■ **Problem statement**:
For the listing below, give the number of lines in which "title" occurs. Add nothing.

■ **Listed entries**:
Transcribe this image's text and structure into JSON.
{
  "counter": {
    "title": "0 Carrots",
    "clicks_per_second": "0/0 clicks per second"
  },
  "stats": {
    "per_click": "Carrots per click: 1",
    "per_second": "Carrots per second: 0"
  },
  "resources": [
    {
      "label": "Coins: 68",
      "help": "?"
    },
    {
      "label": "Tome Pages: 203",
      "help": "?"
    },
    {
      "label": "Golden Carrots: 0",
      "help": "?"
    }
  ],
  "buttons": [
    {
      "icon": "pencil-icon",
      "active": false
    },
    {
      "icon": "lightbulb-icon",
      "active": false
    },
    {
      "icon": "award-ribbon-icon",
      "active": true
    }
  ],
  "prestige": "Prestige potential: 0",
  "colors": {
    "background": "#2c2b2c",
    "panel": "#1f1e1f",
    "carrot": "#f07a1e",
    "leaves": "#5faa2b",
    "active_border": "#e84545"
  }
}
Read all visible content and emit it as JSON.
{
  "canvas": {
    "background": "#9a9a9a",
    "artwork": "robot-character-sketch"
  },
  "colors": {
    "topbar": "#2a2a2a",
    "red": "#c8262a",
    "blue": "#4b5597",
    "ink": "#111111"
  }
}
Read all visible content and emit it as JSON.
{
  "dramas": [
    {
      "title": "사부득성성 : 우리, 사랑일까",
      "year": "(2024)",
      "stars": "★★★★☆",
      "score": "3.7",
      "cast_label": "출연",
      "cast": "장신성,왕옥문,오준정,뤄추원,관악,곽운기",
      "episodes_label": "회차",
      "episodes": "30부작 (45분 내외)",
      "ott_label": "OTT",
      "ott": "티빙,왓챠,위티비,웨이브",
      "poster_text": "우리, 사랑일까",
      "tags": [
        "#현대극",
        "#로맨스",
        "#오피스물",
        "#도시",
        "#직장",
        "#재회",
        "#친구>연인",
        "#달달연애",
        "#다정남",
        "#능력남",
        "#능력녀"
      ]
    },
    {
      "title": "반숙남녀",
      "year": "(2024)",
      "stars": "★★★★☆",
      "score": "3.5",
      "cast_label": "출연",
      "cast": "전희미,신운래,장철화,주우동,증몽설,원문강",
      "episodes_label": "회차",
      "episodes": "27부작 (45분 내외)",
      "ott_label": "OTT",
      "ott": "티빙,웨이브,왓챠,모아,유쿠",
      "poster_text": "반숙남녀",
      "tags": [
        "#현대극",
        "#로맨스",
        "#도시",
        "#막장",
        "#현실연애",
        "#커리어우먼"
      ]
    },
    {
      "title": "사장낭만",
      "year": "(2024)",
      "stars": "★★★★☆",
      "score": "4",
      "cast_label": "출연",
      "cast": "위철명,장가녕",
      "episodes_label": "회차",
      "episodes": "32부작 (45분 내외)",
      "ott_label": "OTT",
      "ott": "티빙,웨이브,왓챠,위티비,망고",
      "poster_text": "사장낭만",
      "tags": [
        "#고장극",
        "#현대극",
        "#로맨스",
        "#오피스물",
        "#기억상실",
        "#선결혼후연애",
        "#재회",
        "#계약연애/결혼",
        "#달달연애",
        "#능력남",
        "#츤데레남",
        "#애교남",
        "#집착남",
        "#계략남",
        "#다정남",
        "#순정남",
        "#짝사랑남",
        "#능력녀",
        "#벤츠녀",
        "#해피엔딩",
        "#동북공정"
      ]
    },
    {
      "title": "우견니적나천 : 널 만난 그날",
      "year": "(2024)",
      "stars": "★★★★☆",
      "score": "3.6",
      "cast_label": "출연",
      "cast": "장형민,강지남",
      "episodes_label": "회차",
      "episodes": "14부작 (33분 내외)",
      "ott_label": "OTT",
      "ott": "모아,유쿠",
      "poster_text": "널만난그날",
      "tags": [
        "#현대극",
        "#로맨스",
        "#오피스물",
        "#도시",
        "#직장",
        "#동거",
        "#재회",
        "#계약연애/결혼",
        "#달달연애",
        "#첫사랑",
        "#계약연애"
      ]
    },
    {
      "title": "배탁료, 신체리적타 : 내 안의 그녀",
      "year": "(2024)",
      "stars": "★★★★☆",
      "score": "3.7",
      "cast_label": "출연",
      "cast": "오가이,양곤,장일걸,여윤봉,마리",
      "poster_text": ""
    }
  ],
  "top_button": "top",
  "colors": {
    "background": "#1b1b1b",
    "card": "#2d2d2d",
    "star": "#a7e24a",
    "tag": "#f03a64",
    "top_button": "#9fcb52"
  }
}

■ **Completed task**:
6